* [Text extract]
This is an ADDENDUM to the BYTEmark documentation. Specifically, this addendum addresses the changes made to the BYTEmark benchmarks in order to port those tests to Java.

General

* The MINSECONDS parameter was dropped. This parameter allows you to select the minimum number of seconds a test would run. We deemed this parameter redundant with the confidence-interval mechanism (because the latter verifies that 5 test scores are received that are sufficiently "clustered".)

* Most of the default array sizes are changed with the Java version. We did this mainly to keep the runtime of the entire benchmark down to something reasonable (Java runs slower than "equivalent" compiled C).
  The defaults are:

Size of array in numeric sort: 8111
Size of array in string sort: 4111
Size of bitfield array: 32768
Number of bitfield operations per iteration: 30
Size of arrays in emulated floating point: 250
Size of matrix in assignment algorithm: 51 x 51
Size of text block in IDEA test: 4000
Size of text block (uncompressed) in Huffman test: 5000
Number of patterns in Neural Net test: 5
Size of matrix in LU Decomposition: 101 x 101

* Note that in the original test, it was not possible to use parameters in the command file to alter the size of 2D matrices (such as used in the Assignment algorithm test and LU Decomposition test). This is possible with Java, and parameters are in place that allow you to change the size of the arrays.

* [Task prompt] Decide whether each statement below agrees with the BYTEmark Java addendum, answering yes or no and quoting the deciding words: 1. The MINSECONDS parameter was kept in the Java version. 2. The default matrix size in LU Decomposition is 101 x 101. 3. In the original test, parameters in the command file could change the size of 2D matrices. The rows that follow come from a different source than the text above.

* [Information given]
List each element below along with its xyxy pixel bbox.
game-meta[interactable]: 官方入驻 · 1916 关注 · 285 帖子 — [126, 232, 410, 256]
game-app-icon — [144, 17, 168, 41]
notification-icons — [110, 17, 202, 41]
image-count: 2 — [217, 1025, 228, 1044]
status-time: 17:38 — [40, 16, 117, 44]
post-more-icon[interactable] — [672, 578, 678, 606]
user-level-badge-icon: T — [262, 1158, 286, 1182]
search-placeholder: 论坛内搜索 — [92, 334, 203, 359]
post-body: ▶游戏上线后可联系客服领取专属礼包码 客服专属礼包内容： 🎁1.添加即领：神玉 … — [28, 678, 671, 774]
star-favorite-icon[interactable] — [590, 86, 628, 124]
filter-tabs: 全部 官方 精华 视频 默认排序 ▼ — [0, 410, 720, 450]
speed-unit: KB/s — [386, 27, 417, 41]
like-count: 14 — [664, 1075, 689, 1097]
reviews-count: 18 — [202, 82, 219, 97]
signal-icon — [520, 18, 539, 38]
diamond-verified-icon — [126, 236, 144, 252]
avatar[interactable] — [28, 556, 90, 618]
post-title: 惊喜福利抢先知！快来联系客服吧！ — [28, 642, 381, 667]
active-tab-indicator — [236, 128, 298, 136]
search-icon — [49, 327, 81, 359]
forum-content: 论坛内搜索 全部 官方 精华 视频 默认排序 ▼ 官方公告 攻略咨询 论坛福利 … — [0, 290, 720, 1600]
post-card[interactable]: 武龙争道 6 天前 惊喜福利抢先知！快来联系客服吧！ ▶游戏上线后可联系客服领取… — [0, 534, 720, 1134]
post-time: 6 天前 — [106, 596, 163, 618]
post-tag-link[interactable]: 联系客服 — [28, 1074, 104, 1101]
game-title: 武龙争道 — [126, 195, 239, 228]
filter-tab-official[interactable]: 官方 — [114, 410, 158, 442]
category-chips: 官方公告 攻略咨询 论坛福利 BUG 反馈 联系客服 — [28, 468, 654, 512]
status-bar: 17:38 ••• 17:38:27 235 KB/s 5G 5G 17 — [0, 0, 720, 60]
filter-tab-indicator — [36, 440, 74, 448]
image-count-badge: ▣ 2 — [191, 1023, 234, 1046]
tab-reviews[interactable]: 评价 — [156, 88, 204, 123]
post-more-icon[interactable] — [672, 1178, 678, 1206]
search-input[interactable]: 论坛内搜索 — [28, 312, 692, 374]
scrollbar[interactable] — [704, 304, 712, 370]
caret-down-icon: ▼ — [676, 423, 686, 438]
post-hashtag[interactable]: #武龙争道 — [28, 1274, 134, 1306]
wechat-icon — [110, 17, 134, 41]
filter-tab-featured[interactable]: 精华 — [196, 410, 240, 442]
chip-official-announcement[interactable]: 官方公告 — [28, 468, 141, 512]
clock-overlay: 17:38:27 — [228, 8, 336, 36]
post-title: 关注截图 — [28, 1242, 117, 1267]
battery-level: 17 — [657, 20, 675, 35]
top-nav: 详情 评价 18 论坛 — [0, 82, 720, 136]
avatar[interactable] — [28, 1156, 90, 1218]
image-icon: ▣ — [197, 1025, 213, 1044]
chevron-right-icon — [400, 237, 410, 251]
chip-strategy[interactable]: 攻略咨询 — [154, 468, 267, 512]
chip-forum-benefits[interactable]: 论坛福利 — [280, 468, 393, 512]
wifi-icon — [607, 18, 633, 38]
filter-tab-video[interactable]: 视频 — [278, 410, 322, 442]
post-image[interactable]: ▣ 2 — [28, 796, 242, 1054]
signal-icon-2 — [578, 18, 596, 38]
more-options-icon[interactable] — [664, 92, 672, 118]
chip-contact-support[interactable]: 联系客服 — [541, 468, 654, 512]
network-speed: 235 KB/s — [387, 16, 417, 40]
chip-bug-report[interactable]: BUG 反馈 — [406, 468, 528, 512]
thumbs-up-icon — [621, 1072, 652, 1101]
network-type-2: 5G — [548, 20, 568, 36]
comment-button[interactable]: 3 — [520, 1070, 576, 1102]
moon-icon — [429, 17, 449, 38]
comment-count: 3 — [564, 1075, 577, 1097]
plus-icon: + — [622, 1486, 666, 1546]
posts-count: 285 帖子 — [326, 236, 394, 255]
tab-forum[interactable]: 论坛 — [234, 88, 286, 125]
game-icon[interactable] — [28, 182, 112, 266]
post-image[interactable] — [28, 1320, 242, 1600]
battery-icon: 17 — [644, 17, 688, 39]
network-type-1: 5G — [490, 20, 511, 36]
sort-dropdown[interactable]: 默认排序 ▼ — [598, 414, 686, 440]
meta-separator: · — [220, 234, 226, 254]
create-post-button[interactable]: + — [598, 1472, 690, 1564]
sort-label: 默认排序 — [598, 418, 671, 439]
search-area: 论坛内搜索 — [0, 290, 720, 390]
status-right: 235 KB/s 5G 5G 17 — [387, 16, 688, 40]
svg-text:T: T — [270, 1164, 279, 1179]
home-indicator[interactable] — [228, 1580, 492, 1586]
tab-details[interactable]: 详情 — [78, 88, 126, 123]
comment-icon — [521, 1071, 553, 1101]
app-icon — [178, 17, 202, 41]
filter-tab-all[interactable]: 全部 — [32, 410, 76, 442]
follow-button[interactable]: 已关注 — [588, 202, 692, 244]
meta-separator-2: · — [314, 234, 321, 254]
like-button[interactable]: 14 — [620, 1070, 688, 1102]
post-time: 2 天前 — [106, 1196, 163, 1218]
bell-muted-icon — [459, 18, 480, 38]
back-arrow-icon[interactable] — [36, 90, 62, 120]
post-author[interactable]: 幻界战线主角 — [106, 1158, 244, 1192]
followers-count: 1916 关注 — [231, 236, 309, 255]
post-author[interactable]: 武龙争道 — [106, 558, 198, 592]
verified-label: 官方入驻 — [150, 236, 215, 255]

* [The result]
1. No: "The MINSECONDS parameter was dropped."
2. Yes: "Size of matrix in LU Decomposition: 101 x 101"
3. No: "it was not possible to use parameters in the command file to alter the size of 2D matrices"